- Records for processing:
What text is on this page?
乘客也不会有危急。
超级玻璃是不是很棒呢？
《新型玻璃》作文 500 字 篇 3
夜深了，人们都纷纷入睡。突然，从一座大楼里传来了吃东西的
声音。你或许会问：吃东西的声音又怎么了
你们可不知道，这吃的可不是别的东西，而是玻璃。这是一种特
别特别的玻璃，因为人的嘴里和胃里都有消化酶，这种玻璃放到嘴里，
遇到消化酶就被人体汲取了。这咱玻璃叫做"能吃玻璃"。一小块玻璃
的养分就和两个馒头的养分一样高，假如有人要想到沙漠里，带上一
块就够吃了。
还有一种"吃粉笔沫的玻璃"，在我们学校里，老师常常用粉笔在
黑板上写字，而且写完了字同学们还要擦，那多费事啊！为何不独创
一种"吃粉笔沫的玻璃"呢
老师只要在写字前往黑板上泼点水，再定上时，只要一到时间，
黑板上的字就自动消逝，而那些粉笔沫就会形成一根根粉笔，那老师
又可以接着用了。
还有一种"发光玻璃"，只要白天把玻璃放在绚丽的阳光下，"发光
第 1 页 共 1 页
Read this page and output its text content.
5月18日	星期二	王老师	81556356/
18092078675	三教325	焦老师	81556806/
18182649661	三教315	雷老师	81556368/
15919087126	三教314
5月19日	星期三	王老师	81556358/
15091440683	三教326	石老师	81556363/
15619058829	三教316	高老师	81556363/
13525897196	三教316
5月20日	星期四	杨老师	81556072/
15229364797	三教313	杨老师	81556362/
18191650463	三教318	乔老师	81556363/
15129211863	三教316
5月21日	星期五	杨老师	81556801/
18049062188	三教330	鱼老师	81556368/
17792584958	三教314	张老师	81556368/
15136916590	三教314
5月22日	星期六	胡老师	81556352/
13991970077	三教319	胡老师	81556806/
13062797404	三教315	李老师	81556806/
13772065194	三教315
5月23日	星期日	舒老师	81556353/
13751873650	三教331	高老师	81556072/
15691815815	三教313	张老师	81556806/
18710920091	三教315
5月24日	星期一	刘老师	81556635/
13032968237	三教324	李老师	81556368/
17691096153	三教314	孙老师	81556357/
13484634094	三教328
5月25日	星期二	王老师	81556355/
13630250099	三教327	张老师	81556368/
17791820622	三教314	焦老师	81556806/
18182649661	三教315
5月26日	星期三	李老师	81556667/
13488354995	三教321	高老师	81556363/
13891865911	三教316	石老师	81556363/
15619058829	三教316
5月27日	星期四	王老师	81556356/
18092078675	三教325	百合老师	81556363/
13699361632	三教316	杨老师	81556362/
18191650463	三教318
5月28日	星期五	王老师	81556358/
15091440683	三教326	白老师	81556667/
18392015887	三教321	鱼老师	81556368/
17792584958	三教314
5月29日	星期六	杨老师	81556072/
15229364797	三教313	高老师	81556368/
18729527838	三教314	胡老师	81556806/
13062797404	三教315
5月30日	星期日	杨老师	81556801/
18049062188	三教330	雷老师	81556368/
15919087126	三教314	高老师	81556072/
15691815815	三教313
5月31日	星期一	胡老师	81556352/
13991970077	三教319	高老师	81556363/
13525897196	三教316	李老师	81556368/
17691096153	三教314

- Problem:
Repeat the entries above exactly, leaving nothing out.

- Finished task:
What text is on this page?
乘客也不会有危急。
超级玻璃是不是很棒呢？
《新型玻璃》作文 500 字 篇 3
夜深了，人们都纷纷入睡。突然，从一座大楼里传来了吃东西的
声音。你或许会问：吃东西的声音又怎么了
你们可不知道，这吃的可不是别的东西，而是玻璃。这是一种特
别特别的玻璃，因为人的嘴里和胃里都有消化酶，这种玻璃放到嘴里，
遇到消化酶就被人体汲取了。这咱玻璃叫做"能吃玻璃"。一小块玻璃
的养分就和两个馒头的养分一样高，假如有人要想到沙漠里，带上一
块就够吃了。
还有一种"吃粉笔沫的玻璃"，在我们学校里，老师常常用粉笔在
黑板上写字，而且写完了字同学们还要擦，那多费事啊！为何不独创
一种"吃粉笔沫的玻璃"呢
老师只要在写字前往黑板上泼点水，再定上时，只要一到时间，
黑板上的字就自动消逝，而那些粉笔沫就会形成一根根粉笔，那老师
又可以接着用了。
还有一种"发光玻璃"，只要白天把玻璃放在绚丽的阳光下，"发光
第 1 页 共 1 页
Read this page and output its text content.
5月18日	星期二	王老师	81556356/
18092078675	三教325	焦老师	81556806/
18182649661	三教315	雷老师	81556368/
15919087126	三教314
5月19日	星期三	王老师	81556358/
15091440683	三教326	石老师	81556363/
15619058829	三教316	高老师	81556363/
13525897196	三教316
5月20日	星期四	杨老师	81556072/
15229364797	三教313	杨老师	81556362/
18191650463	三教318	乔老师	81556363/
15129211863	三教316
5月21日	星期五	杨老师	81556801/
18049062188	三教330	鱼老师	81556368/
17792584958	三教314	张老师	81556368/
15136916590	三教314
5月22日	星期六	胡老师	81556352/
13991970077	三教319	胡老师	81556806/
13062797404	三教315	李老师	81556806/
13772065194	三教315
5月23日	星期日	舒老师	81556353/
13751873650	三教331	高老师	81556072/
15691815815	三教313	张老师	81556806/
18710920091	三教315
5月24日	星期一	刘老师	81556635/
13032968237	三教324	李老师	81556368/
17691096153	三教314	孙老师	81556357/
13484634094	三教328
5月25日	星期二	王老师	81556355/
13630250099	三教327	张老师	81556368/
17791820622	三教314	焦老师	81556806/
18182649661	三教315
5月26日	星期三	李老师	81556667/
13488354995	三教321	高老师	81556363/
13891865911	三教316	石老师	81556363/
15619058829	三教316
5月27日	星期四	王老师	81556356/
18092078675	三教325	百合老师	81556363/
13699361632	三教316	杨老师	81556362/
18191650463	三教318
5月28日	星期五	王老师	81556358/
15091440683	三教326	白老师	81556667/
18392015887	三教321	鱼老师	81556368/
17792584958	三教314
5月29日	星期六	杨老师	81556072/
15229364797	三教313	高老师	81556368/
18729527838	三教314	胡老师	81556806/
13062797404	三教315
5月30日	星期日	杨老师	81556801/
18049062188	三教330	雷老师	81556368/
15919087126	三教314	高老师	81556072/
15691815815	三教313
5月31日	星期一	胡老师	81556352/
13991970077	三教319	高老师	81556363/
13525897196	三教316	李老师	81556368/
17691096153	三教314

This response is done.